**Problem requirements**
Determine which lines contain the word "this", then copy those lines.

**Data excerpts**
((

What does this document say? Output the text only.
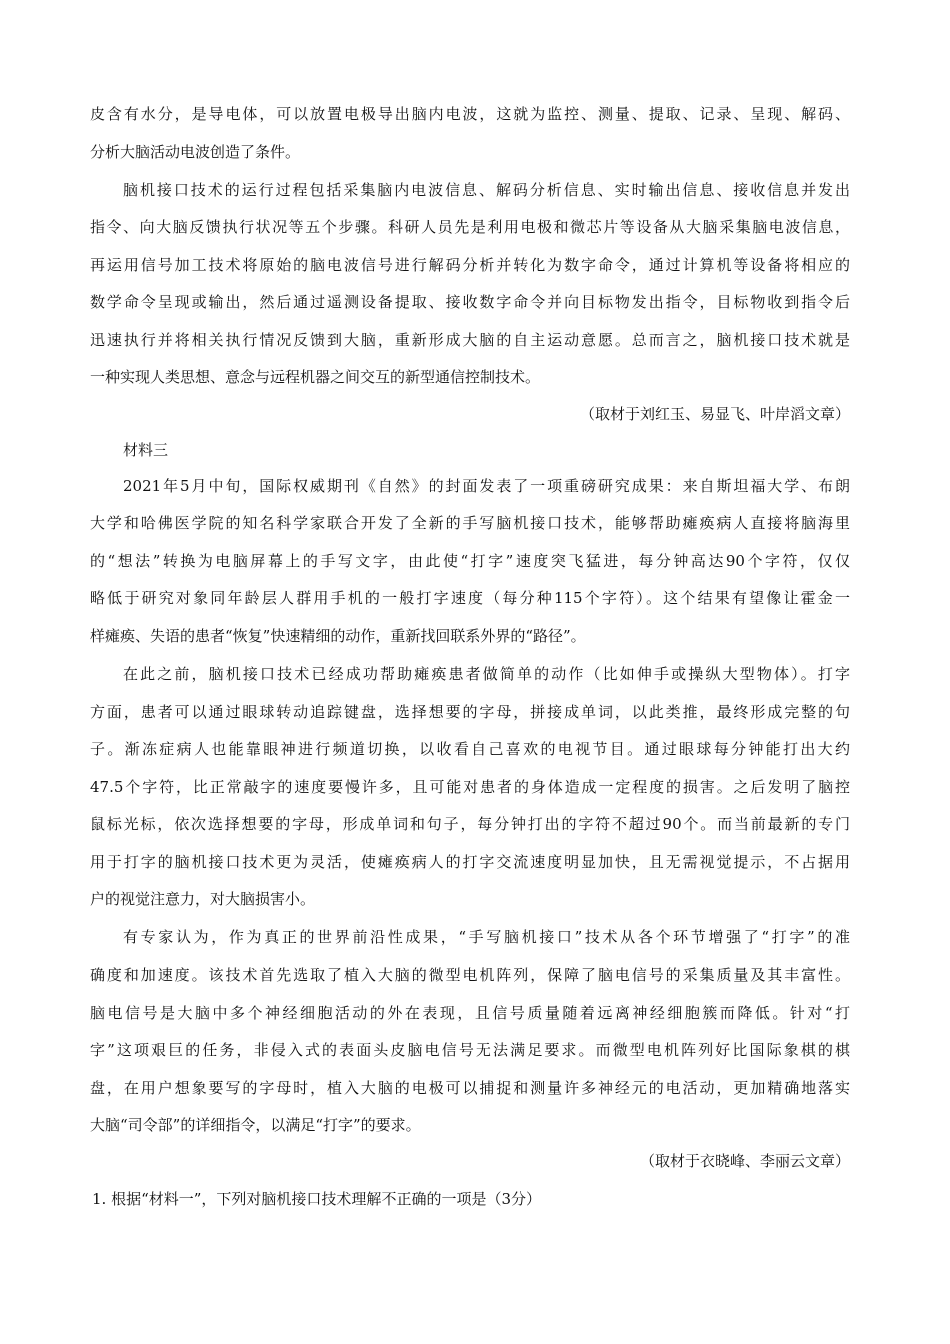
皮含有水分，是导电体，可以放置电极导出脑内电波，这就为监控、测量、提取、记录、呈现、解码、
分析大脑活动电波创造了条件。
脑机接口技术的运行过程包括采集脑内电波信息、解码分析信息、实时输出信息、接收信息并发出
指令、向大脑反馈执行状况等五个步骤。科研人员先是利用电极和微芯片等设备从大脑采集脑电波信息，
再运用信号加工技术将原始的脑电波信号进行解码分析并转化为数字命令，通过计算机等设备将相应的
数学命令呈现或输出，然后通过遥测设备提取、接收数字命令并向目标物发出指令，目标物收到指令后
迅速执行并将相关执行情况反馈到大脑，重新形成大脑的自主运动意愿。总而言之，脑机接口技术就是
一种实现人类思想、意念与远程机器之间交互的新型通信控制技术。
（取材于刘红玉、易显飞、叶岸滔文章）
材料三
2021年5月中旬，国际权威期刊《自然》的封面发表了一项重磅研究成果：来自斯坦福大学、布朗
大学和哈佛医学院的知名科学家联合开发了全新的手写脑机接口技术，能够帮助瘫痪病人直接将脑海里
的“想法”转换为电脑屏幕上的手写文字，由此使“打字”速度突飞猛进，每分钟高达90个字符，仅仅
略低于研究对象同年龄层人群用手机的一般打字速度（每分种115个字符）。这个结果有望像让霍金一
样瘫痪、失语的患者“恢复”快速精细的动作，重新找回联系外界的“路径”。
在此之前，脑机接口技术已经成功帮助瘫痪患者做简单的动作（比如伸手或操纵大型物体）。打字
方面，患者可以通过眼球转动追踪键盘，选择想要的字母，拼接成单词，以此类推，最终形成完整的句
子。渐冻症病人也能靠眼神进行频道切换，以收看自己喜欢的电视节目。通过眼球每分钟能打出大约
47.5个字符，比正常敲字的速度要慢许多，且可能对患者的身体造成一定程度的损害。之后发明了脑控
鼠标光标，依次选择想要的字母，形成单词和句子，每分钟打出的字符不超过90个。而当前最新的专门
用于打字的脑机接口技术更为灵活，使瘫痪病人的打字交流速度明显加快，且无需视觉提示，不占据用
户的视觉注意力，对大脑损害小。
有专家认为，作为真正的世界前沿性成果，“手写脑机接口”技术从各个环节增强了“打字”的准
确度和加速度。该技术首先选取了植入大脑的微型电机阵列，保障了脑电信号的采集质量及其丰富性。
脑电信号是大脑中多个神经细胞活动的外在表现，且信号质量随着远离神经细胞簇而降低。针对“打
字”这项艰巨的任务，非侵入式的表面头皮脑电信号无法满足要求。而微型电机阵列好比国际象棋的棋
盘，在用户想象要写的字母时，植入大脑的电极可以捕捉和测量许多神经元的电活动，更加精确地落实
大脑“司令部”的详细指令，以满足“打字”的要求。
（取材于衣晓峰、李丽云文章）
1. 根据“材料一”，下列对脑机接口技术理解••• 不正确的一项是（3分）
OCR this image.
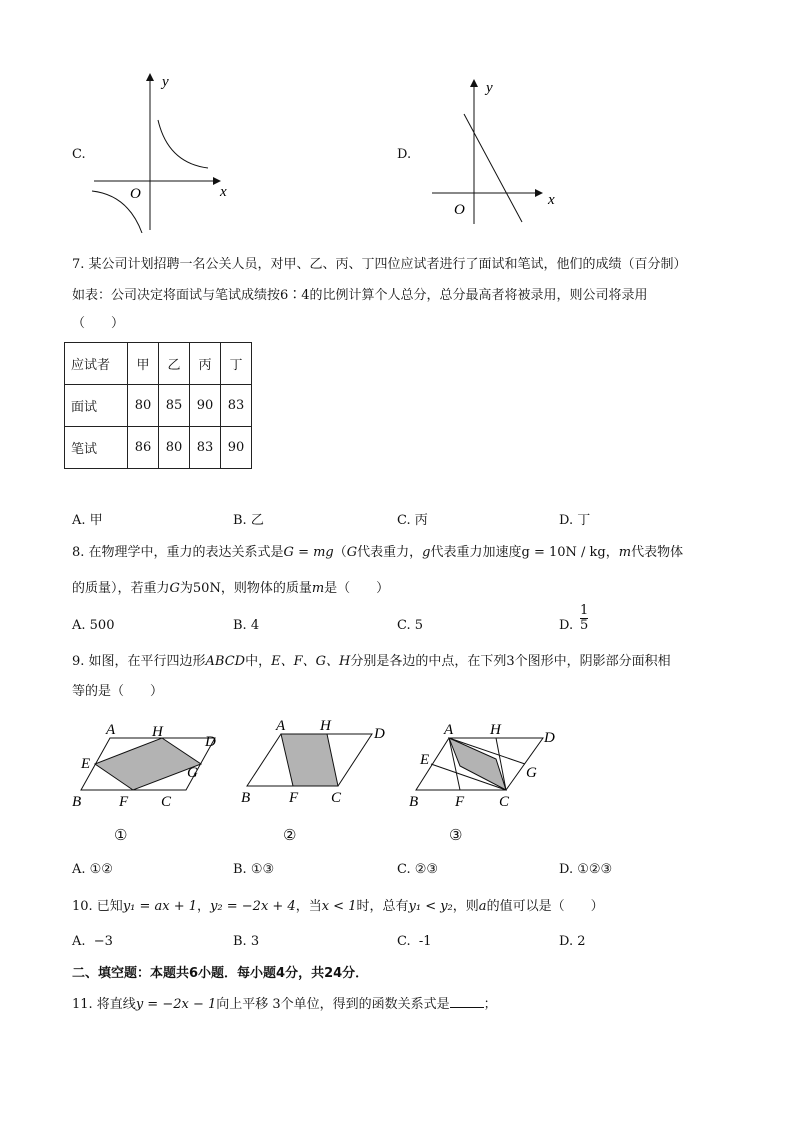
C.
y
x
O
D.
y
x
O
7. 某公司计划招聘一名公关人员，对甲、乙、丙、丁四位应试者进行了面试和笔试，他们的成绩（百分制）
如表：公司决定将面试与笔试成绩按6∶4的比例计算个人总分，总分最高者将被录用，则公司将录用
（　　）
应试者	甲	乙	丙	丁
面试	80	85	90	83
笔试	86	80	83	90
A. 甲	B. 乙	C. 丙	D. 丁
8. 在物理学中，重力的表达关系式是G = mg（G代表重力，g代表重力加速度g = 10N / kg，m代表物体
的质量），若重力G为50N，则物体的质量m是（　　）
A. 500	B. 4	C. 5	D. $\frac{1}{5}$
9. 如图，在平行四边形ABCD中，E、F、G、H分别是各边的中点，在下列3个图形中，阴影部分面积相
等的是（　　）
A H
D
E
G
B	F C
①
A H	D
B	F C
②
A H	D
E
G
B F C
③
A. ①②	B. ①③	C. ②③	D. ①②③
10. 已知y₁ = ax + 1，y₂ = −2x + 4，当x < 1时，总有y₁ < y₂，则a的值可以是（　　）
A.  −3	B. 3	C.  -1	D. 2
二、填空题：本题共6小题．每小题4分，共24分．
11. 将直线y = −2x − 1向上平移 3个单位，得到的函数关系式是	；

))

**Solution to the exercise**
What does this document say? Output the text only.
OCR this image.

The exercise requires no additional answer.